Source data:
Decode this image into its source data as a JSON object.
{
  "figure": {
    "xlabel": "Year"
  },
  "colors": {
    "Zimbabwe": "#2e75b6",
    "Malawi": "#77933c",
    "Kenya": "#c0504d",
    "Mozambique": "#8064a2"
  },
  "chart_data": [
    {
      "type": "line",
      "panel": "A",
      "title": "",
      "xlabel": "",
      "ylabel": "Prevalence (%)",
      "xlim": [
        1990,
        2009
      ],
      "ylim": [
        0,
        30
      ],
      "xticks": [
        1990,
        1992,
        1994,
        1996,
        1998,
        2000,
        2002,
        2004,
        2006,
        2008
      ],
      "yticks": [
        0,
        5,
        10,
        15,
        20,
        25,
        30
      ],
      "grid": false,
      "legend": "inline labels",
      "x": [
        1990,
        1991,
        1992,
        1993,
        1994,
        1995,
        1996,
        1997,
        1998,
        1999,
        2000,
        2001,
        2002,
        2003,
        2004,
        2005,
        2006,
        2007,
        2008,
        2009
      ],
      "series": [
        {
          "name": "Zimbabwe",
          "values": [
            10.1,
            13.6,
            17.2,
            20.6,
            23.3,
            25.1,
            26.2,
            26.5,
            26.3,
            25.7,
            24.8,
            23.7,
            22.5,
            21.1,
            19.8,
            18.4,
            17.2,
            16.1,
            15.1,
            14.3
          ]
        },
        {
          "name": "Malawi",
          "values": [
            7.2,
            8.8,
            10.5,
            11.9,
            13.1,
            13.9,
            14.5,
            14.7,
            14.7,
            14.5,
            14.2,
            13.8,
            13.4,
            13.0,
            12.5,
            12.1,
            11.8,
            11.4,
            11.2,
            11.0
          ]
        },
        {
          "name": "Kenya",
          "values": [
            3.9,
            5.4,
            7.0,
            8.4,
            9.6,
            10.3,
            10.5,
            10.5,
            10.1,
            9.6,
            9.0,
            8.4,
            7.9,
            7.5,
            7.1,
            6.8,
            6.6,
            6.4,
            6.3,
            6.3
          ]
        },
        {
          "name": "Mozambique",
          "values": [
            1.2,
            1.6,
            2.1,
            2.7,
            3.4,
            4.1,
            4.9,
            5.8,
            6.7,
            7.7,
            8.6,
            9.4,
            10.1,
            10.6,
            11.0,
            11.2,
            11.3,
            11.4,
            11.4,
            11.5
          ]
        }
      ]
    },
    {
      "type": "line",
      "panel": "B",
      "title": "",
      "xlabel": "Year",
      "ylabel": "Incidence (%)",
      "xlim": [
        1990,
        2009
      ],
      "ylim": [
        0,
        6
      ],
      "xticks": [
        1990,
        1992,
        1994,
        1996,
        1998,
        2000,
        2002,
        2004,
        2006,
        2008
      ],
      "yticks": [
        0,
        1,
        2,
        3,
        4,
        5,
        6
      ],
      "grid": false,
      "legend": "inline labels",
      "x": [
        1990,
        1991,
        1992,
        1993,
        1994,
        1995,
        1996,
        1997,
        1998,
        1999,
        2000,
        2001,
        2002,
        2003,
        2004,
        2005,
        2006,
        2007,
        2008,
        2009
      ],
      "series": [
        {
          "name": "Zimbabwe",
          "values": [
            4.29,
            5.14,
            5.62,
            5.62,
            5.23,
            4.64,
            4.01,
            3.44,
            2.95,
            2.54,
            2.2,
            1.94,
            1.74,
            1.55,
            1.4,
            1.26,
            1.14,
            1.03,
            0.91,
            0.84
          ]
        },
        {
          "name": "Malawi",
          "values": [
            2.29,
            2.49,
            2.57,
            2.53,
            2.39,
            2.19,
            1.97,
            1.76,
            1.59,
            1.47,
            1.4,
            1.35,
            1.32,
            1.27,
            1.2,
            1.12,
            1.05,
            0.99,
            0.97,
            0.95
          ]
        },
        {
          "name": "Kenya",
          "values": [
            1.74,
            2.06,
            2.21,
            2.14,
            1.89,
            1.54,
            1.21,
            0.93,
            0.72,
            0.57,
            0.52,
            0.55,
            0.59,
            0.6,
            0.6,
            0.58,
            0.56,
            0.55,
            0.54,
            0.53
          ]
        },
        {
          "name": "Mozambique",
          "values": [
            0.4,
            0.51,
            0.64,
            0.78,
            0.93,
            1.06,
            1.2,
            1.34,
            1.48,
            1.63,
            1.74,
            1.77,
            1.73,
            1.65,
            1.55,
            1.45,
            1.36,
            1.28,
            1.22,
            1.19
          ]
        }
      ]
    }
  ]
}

## STATED EXERCISE
How many of the lines above include the string "ylabel"? Reply with the number by itself.

## COMPLETE RESPONSE
2